Records about charts and figures:

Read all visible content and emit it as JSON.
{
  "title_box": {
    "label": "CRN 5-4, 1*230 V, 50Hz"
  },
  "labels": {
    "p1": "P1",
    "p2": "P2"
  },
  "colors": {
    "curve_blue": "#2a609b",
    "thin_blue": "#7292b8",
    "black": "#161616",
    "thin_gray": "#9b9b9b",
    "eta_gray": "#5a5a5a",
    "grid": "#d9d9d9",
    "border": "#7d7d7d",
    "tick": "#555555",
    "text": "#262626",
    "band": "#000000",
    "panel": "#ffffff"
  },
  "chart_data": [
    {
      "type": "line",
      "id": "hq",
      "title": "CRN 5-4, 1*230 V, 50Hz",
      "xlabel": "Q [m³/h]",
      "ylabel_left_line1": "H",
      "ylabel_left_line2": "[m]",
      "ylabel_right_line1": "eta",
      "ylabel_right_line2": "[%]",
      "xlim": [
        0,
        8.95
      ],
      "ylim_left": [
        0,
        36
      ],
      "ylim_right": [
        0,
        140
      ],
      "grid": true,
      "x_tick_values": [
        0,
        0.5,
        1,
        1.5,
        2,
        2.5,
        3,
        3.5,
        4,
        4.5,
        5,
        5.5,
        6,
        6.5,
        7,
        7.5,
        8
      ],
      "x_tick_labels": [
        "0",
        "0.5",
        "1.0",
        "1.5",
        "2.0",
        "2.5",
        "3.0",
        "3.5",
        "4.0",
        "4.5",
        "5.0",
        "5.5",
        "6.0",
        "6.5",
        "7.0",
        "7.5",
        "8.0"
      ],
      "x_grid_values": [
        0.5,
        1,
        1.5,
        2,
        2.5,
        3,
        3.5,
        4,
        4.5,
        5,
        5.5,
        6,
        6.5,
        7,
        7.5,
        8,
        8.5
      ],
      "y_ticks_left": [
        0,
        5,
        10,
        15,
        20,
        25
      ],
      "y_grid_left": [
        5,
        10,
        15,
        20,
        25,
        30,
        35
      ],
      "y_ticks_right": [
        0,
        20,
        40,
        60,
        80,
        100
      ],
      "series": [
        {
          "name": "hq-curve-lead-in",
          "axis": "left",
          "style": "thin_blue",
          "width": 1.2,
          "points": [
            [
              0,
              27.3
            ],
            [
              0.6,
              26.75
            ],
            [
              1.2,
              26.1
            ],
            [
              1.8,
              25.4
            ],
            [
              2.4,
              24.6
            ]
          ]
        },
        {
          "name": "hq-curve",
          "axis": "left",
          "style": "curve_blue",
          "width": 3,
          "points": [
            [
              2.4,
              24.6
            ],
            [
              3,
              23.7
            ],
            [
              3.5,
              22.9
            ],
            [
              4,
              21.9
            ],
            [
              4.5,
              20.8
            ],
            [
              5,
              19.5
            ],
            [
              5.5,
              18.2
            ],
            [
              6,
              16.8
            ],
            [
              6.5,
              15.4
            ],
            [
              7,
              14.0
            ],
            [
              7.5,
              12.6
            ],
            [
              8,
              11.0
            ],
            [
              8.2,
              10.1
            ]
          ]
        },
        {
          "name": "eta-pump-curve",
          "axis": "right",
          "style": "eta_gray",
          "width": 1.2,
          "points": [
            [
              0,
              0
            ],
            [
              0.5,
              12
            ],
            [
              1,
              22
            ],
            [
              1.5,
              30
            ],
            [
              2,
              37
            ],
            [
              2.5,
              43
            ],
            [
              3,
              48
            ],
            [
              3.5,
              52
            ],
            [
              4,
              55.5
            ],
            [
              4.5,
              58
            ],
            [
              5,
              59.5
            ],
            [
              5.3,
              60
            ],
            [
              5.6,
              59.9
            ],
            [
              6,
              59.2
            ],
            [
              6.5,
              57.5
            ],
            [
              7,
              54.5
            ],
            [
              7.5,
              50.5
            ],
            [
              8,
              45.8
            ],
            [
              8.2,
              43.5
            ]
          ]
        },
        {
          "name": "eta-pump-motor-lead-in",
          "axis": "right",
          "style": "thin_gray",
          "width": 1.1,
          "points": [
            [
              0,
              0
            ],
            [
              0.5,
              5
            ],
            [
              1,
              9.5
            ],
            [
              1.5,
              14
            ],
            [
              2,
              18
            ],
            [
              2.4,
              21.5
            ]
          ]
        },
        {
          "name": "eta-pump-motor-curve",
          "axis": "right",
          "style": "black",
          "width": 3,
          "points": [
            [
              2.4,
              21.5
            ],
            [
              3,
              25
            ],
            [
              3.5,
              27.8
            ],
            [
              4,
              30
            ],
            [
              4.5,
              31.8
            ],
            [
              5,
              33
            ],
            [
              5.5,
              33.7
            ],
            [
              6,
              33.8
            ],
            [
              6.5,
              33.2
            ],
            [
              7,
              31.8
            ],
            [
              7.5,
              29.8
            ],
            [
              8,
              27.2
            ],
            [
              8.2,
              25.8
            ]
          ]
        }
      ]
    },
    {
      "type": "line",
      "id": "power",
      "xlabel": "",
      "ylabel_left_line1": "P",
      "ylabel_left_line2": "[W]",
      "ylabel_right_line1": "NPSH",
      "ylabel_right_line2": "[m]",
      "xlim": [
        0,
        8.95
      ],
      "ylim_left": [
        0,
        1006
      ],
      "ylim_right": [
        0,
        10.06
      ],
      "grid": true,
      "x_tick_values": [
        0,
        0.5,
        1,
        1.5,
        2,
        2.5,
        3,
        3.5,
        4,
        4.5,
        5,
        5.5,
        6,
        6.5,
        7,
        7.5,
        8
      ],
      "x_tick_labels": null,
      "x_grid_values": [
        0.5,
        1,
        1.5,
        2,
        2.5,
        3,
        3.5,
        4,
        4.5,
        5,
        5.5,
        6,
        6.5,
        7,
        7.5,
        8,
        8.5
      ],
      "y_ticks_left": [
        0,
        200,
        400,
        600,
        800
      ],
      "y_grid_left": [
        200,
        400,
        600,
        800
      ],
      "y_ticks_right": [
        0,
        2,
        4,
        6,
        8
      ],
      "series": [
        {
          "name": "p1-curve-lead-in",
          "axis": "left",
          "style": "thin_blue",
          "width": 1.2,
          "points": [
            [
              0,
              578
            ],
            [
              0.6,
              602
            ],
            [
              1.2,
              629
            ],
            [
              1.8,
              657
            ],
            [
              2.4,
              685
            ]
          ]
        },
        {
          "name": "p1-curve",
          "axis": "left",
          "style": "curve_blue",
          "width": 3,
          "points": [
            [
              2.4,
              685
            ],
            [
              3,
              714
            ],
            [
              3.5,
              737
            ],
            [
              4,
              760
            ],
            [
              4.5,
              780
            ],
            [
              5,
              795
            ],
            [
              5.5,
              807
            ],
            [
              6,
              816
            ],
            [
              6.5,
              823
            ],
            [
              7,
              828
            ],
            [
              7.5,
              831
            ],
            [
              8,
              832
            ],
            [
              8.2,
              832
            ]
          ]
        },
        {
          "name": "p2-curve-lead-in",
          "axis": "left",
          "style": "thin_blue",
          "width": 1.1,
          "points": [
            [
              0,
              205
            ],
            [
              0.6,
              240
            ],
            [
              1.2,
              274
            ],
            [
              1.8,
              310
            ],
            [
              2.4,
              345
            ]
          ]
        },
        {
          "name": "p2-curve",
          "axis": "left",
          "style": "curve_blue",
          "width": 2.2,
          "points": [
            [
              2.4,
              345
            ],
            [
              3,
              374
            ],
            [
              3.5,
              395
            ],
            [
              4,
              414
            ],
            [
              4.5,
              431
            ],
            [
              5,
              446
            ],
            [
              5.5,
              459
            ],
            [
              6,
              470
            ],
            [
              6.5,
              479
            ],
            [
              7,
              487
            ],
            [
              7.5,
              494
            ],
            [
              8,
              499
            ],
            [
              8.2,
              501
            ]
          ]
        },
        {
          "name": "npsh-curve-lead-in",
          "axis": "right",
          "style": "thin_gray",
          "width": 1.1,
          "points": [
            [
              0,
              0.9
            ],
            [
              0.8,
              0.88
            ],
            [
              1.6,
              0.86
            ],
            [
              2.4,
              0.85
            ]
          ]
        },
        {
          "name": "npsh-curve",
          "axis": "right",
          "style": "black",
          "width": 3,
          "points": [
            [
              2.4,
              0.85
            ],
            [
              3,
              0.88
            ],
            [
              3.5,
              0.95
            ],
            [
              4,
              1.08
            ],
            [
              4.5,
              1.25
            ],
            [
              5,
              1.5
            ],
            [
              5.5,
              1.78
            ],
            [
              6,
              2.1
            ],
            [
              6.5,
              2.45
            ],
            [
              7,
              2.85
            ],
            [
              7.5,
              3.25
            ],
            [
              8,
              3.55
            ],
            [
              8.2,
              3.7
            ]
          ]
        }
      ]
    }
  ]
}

-- Directive --
Read the entries and select each line where the word "motor" is found.

-- Finished task --
          "name": "eta-pump-motor-lead-in",
          "name": "eta-pump-motor-curve",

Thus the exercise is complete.